SUPPLIED DATA →
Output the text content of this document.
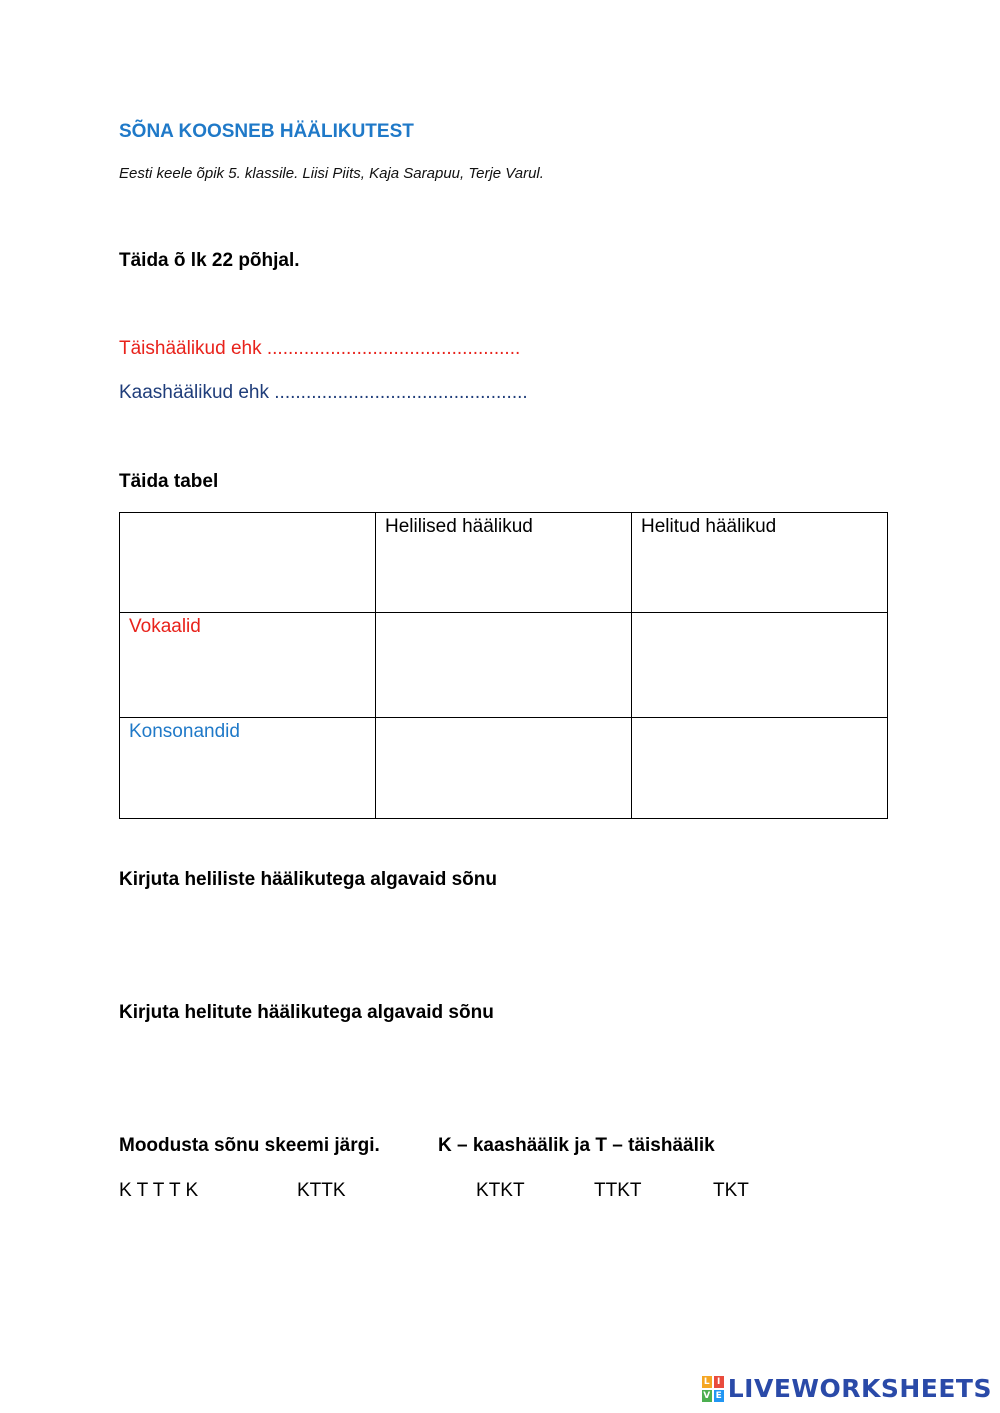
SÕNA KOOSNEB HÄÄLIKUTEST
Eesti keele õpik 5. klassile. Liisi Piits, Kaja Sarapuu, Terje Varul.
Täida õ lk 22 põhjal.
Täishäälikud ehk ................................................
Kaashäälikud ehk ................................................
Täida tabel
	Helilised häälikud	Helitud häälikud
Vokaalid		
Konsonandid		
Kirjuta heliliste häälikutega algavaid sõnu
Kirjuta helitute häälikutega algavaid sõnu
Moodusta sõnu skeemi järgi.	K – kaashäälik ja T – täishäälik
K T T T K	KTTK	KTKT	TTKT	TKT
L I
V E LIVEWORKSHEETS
==
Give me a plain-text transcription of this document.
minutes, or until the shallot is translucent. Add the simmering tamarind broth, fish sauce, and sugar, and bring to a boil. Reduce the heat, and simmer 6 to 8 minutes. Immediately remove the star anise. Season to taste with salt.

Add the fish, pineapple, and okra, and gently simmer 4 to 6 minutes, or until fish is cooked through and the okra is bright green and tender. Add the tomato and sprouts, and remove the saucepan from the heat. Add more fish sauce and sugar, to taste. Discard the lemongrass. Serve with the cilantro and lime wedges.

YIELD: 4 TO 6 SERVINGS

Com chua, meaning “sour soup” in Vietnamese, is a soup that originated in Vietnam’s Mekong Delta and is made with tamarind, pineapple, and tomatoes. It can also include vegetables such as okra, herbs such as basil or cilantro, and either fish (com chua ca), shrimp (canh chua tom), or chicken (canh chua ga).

OBJECTIVE → Find the word "this" in the data and copy out each line where it turns up.

SOLUTION TO THE EXERCISE →
Output the text content of this document.
Give me a plain-text transcription of this document.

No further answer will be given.